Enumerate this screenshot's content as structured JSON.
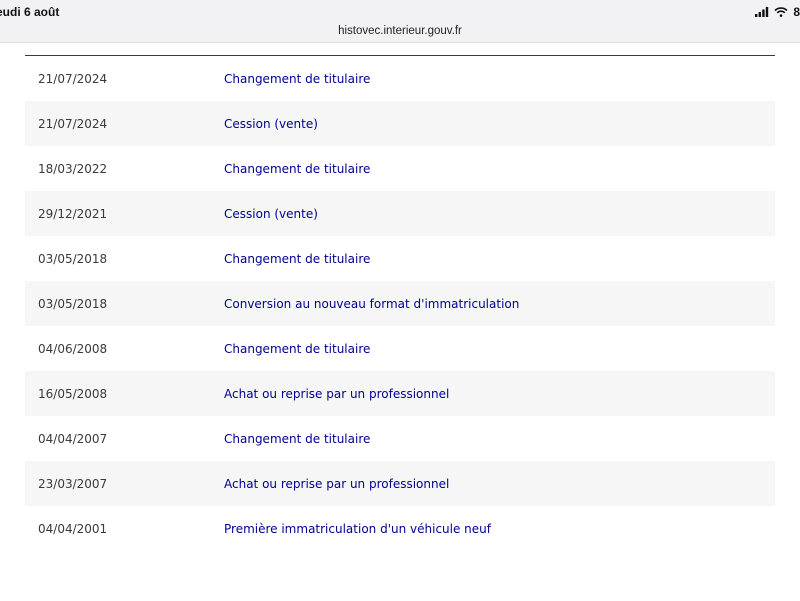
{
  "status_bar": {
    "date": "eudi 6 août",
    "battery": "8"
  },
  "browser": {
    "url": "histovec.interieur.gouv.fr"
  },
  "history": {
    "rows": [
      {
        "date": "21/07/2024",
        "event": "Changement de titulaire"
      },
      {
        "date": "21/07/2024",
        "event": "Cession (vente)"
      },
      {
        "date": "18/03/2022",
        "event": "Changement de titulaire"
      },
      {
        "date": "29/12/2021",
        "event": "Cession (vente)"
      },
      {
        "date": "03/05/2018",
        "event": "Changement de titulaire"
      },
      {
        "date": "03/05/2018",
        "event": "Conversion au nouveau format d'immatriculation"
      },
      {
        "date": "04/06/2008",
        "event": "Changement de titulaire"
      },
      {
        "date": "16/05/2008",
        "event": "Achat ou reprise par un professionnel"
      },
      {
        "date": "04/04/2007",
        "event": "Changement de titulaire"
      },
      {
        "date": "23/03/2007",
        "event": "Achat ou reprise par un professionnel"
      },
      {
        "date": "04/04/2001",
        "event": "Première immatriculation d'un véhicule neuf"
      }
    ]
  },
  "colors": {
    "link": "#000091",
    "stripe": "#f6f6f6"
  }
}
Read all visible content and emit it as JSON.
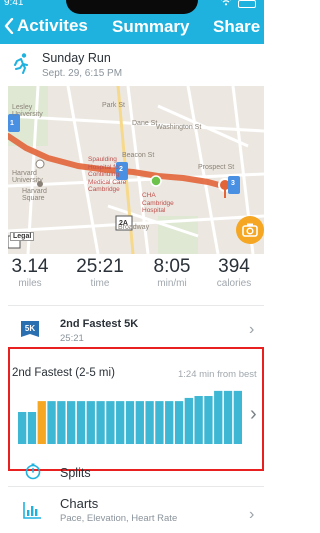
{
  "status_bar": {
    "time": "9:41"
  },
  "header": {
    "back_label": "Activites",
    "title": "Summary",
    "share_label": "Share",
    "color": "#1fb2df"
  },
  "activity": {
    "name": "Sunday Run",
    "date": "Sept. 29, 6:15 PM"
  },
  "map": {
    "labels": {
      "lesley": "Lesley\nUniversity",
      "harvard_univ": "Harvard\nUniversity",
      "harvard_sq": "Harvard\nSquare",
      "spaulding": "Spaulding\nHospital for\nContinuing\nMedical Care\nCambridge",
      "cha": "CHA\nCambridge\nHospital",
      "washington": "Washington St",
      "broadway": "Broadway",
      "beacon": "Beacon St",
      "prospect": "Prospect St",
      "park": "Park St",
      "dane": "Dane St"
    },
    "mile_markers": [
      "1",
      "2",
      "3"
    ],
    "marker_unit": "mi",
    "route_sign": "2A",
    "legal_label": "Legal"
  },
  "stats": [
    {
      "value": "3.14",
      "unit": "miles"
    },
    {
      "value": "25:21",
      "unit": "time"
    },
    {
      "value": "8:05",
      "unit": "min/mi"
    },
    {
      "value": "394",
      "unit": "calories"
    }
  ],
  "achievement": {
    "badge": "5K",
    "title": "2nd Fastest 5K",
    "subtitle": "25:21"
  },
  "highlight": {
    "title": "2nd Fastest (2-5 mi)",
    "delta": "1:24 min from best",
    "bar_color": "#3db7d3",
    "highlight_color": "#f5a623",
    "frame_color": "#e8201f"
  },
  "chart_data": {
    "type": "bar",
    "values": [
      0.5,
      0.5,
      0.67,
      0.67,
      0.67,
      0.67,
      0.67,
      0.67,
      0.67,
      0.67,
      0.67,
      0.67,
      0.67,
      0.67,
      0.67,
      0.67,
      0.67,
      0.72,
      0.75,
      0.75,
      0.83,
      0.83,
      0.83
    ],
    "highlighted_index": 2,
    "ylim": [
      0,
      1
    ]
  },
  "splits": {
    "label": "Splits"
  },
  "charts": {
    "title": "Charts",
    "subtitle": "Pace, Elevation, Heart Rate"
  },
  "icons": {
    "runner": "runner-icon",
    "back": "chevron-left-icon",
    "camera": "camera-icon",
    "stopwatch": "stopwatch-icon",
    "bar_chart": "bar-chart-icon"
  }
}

━━━━━━━━━━━━━━━━━━━━━━━━━━━━━━

_Instruction_.
Repeat every record precisely. Any picture among them stays out of the copy.

_Response_.
Enumerate this screenshot's content as structured JSON.
{
  "status_bar": {
    "date": "eudi 6 août",
    "battery": "8"
  },
  "browser": {
    "url": "histovec.interieur.gouv.fr"
  },
  "history": {
    "rows": [
      {
        "date": "21/07/2024",
        "event": "Changement de titulaire"
      },
      {
        "date": "21/07/2024",
        "event": "Cession (vente)"
      },
      {
        "date": "18/03/2022",
        "event": "Changement de titulaire"
      },
      {
        "date": "29/12/2021",
        "event": "Cession (vente)"
      },
      {
        "date": "03/05/2018",
        "event": "Changement de titulaire"
      },
      {
        "date": "03/05/2018",
        "event": "Conversion au nouveau format d'immatriculation"
      },
      {
        "date": "04/06/2008",
        "event": "Changement de titulaire"
      },
      {
        "date": "16/05/2008",
        "event": "Achat ou reprise par un professionnel"
      },
      {
        "date": "04/04/2007",
        "event": "Changement de titulaire"
      },
      {
        "date": "23/03/2007",
        "event": "Achat ou reprise par un professionnel"
      },
      {
        "date": "04/04/2001",
        "event": "Première immatriculation d'un véhicule neuf"
      }
    ]
  },
  "colors": {
    "link": "#000091",
    "stripe": "#f6f6f6"
  }
}
Read all visible content and emit it as JSON.
{
  "status_bar": {
    "time": "9:41"
  },
  "header": {
    "back_label": "Activites",
    "title": "Summary",
    "share_label": "Share",
    "color": "#1fb2df"
  },
  "activity": {
    "name": "Sunday Run",
    "date": "Sept. 29, 6:15 PM"
  },
  "map": {
    "labels": {
      "lesley": "Lesley\nUniversity",
      "harvard_univ": "Harvard\nUniversity",
      "harvard_sq": "Harvard\nSquare",
      "spaulding": "Spaulding\nHospital for\nContinuing\nMedical Care\nCambridge",
      "cha": "CHA\nCambridge\nHospital",
      "washington": "Washington St",
      "broadway": "Broadway",
      "beacon": "Beacon St",
      "prospect": "Prospect St",
      "park": "Park St",
      "dane": "Dane St"
    },
    "mile_markers": [
      "1",
      "2",
      "3"
    ],
    "marker_unit": "mi",
    "route_sign": "2A",
    "legal_label": "Legal"
  },
  "stats": [
    {
      "value": "3.14",
      "unit": "miles"
    },
    {
      "value": "25:21",
      "unit": "time"
    },
    {
      "value": "8:05",
      "unit": "min/mi"
    },
    {
      "value": "394",
      "unit": "calories"
    }
  ],
  "achievement": {
    "badge": "5K",
    "title": "2nd Fastest 5K",
    "subtitle": "25:21"
  },
  "highlight": {
    "title": "2nd Fastest (2-5 mi)",
    "delta": "1:24 min from best",
    "bar_color": "#3db7d3",
    "highlight_color": "#f5a623",
    "frame_color": "#e8201f"
  },
  "chart_data": {
    "type": "bar",
    "values": [
      0.5,
      0.5,
      0.67,
      0.67,
      0.67,
      0.67,
      0.67,
      0.67,
      0.67,
      0.67,
      0.67,
      0.67,
      0.67,
      0.67,
      0.67,
      0.67,
      0.67,
      0.72,
      0.75,
      0.75,
      0.83,
      0.83,
      0.83
    ],
    "highlighted_index": 2,
    "ylim": [
      0,
      1
    ]
  },
  "splits": {
    "label": "Splits"
  },
  "charts": {
    "title": "Charts",
    "subtitle": "Pace, Elevation, Heart Rate"
  },
  "icons": {
    "runner": "runner-icon",
    "back": "chevron-left-icon",
    "camera": "camera-icon",
    "stopwatch": "stopwatch-icon",
    "bar_chart": "bar-chart-icon"
  }
}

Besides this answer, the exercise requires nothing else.